From the listing below, extract every line containing "title".

RECORDS FOR THIS EXERCISE:
————

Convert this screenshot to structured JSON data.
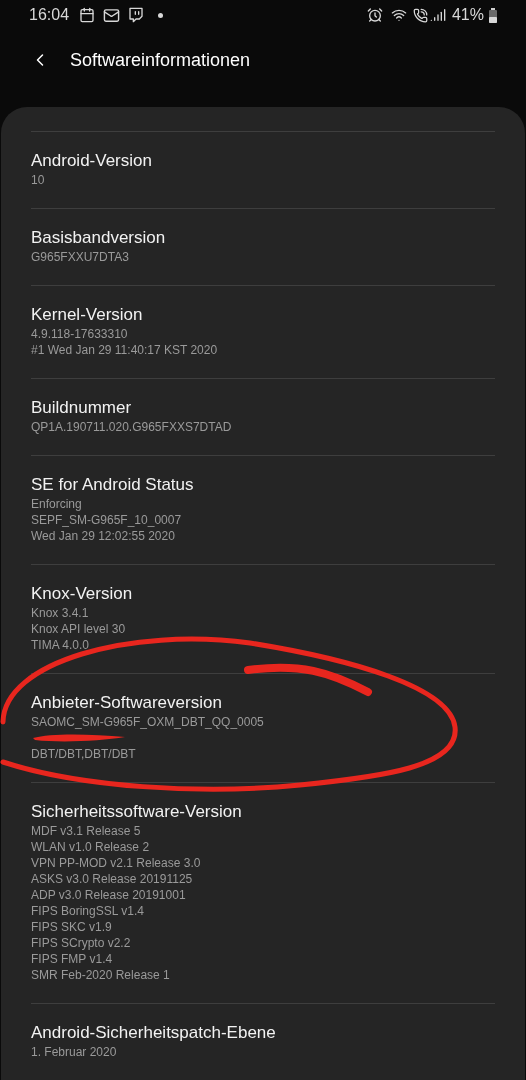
{
  "status_bar": {
    "time": "16:04",
    "battery": "41%"
  },
  "header": {
    "title": "Softwareinformationen"
  },
  "items": [
    {
      "title": "Android-Version",
      "details": [
        {
          "kind": "text",
          "text": "10"
        }
      ]
    },
    {
      "title": "Basisbandversion",
      "details": [
        {
          "kind": "text",
          "text": "G965FXXU7DTA3"
        }
      ]
    },
    {
      "title": "Kernel-Version",
      "details": [
        {
          "kind": "text",
          "text": "4.9.118-17633310"
        },
        {
          "kind": "text",
          "text": "#1 Wed Jan 29 11:40:17 KST 2020"
        }
      ]
    },
    {
      "title": "Buildnummer",
      "details": [
        {
          "kind": "text",
          "text": "QP1A.190711.020.G965FXXS7DTAD"
        }
      ]
    },
    {
      "title": "SE for Android Status",
      "details": [
        {
          "kind": "text",
          "text": "Enforcing"
        },
        {
          "kind": "text",
          "text": "SEPF_SM-G965F_10_0007"
        },
        {
          "kind": "text",
          "text": "Wed Jan 29 12:02:55 2020"
        }
      ]
    },
    {
      "title": "Knox-Version",
      "details": [
        {
          "kind": "text",
          "text": "Knox 3.4.1"
        },
        {
          "kind": "text",
          "text": "Knox API level 30"
        },
        {
          "kind": "text",
          "text": "TIMA 4.0.0"
        }
      ]
    },
    {
      "title": "Anbieter-Softwareversion",
      "details": [
        {
          "kind": "text",
          "text": "SAOMC_SM-G965F_OXM_DBT_QQ_0005"
        },
        {
          "kind": "redaction"
        },
        {
          "kind": "text",
          "text": "DBT/DBT,DBT/DBT"
        }
      ]
    },
    {
      "title": "Sicherheitssoftware-Version",
      "details": [
        {
          "kind": "text",
          "text": "MDF v3.1 Release 5"
        },
        {
          "kind": "text",
          "text": "WLAN v1.0 Release 2"
        },
        {
          "kind": "text",
          "text": "VPN PP-MOD v2.1 Release 3.0"
        },
        {
          "kind": "text",
          "text": "ASKS v3.0 Release 20191125"
        },
        {
          "kind": "text",
          "text": "ADP v3.0 Release 20191001"
        },
        {
          "kind": "text",
          "text": "FIPS BoringSSL v1.4"
        },
        {
          "kind": "text",
          "text": "FIPS SKC v1.9"
        },
        {
          "kind": "text",
          "text": "FIPS SCrypto v2.2"
        },
        {
          "kind": "text",
          "text": "FIPS FMP v1.4"
        },
        {
          "kind": "text",
          "text": "SMR Feb-2020 Release 1"
        }
      ]
    },
    {
      "title": "Android-Sicherheitspatch-Ebene",
      "details": [
        {
          "kind": "text",
          "text": "1. Februar 2020"
        }
      ]
    }
  ]
}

————

OUTPUT OF THE EXERCISE:
    "title": "Softwareinformationen"
      "title": "Android-Version",
      "title": "Basisbandversion",
      "title": "Kernel-Version",
      "title": "Buildnummer",
      "title": "SE for Android Status",
      "title": "Knox-Version",
      "title": "Anbieter-Softwareversion",
      "title": "Sicherheitssoftware-Version",
      "title": "Android-Sicherheitspatch-Ebene",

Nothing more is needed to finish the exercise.